Work to be completed -
Everything in the listing except the pictures should be written out exactly.

Given data -
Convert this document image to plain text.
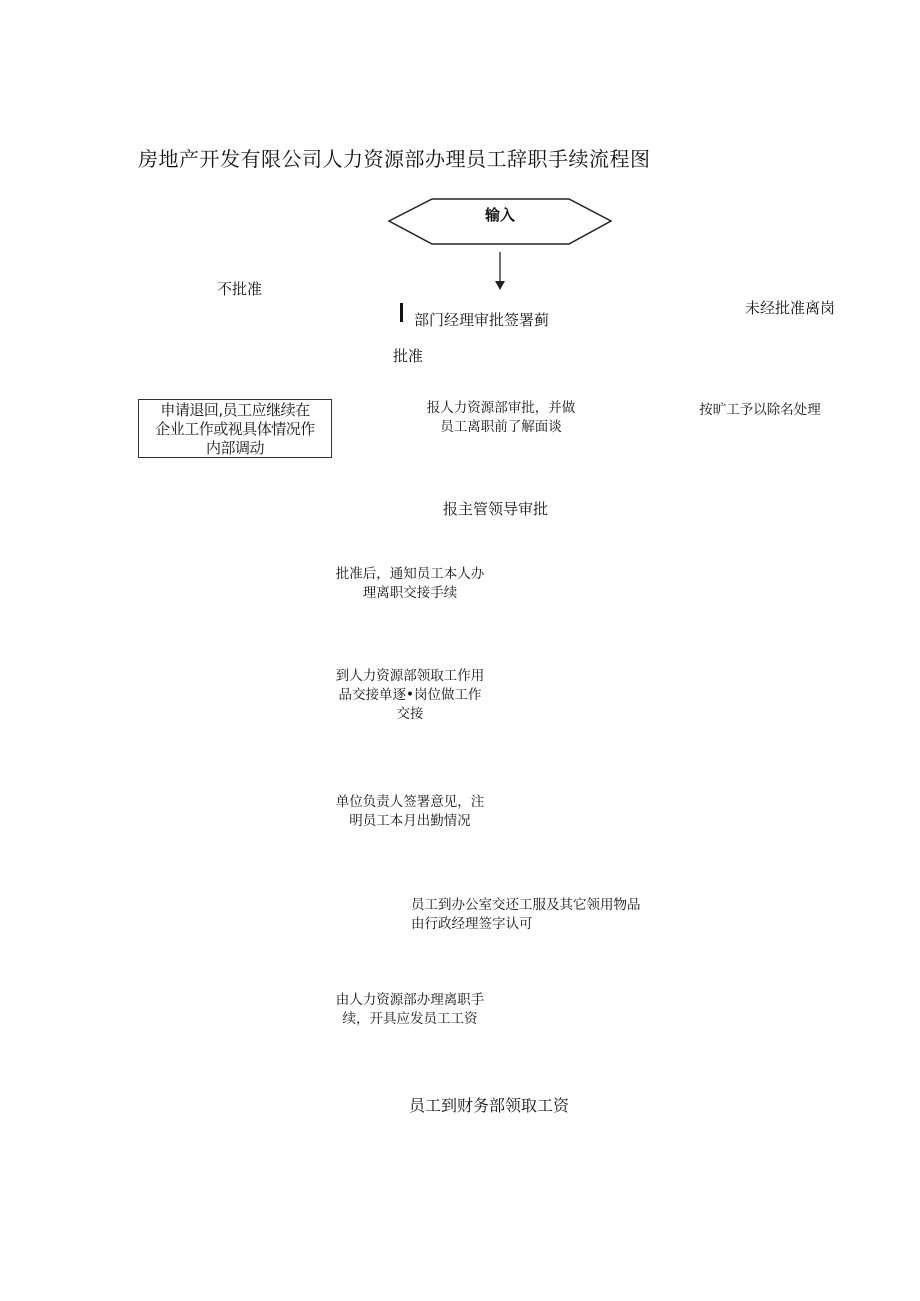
房地产开发有限公司人力资源部办理员工辞职手续流程图
输入
不批准
部门经理审批签署蓟
未经批准离岗
批准
申请退回,员工应继续在
企业工作或视具体情况作
内部调动
报人力资源部审批，并做
员工离职前了解面谈
按旷工予以除名处理
报主管领导审批
批准后，通知员工本人办
理离职交接手续
到人力资源部领取工作用
品交接单逐•岗位做工作
交接
单位负责人签署意见，注
明员工本月出勤情况
员工到办公室交还工服及其它领用物品
由行政经理签字认可
由人力资源部办理离职手
续，开具应发员工工资
员工到财务部领取工资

Exercise response -
Convert this document image to plain text.
房地产开发有限公司人力资源部办理员工辞职手续流程图
输入
不批准
部门经理审批签署蓟
未经批准离岗
批准
申请退回,员工应继续在
企业工作或视具体情况作
内部调动
报人力资源部审批，并做
员工离职前了解面谈
按旷工予以除名处理
报主管领导审批
批准后，通知员工本人办
理离职交接手续
到人力资源部领取工作用
品交接单逐•岗位做工作
交接
单位负责人签署意见，注
明员工本月出勤情况
员工到办公室交还工服及其它领用物品
由行政经理签字认可
由人力资源部办理离职手
续，开具应发员工工资
员工到财务部领取工资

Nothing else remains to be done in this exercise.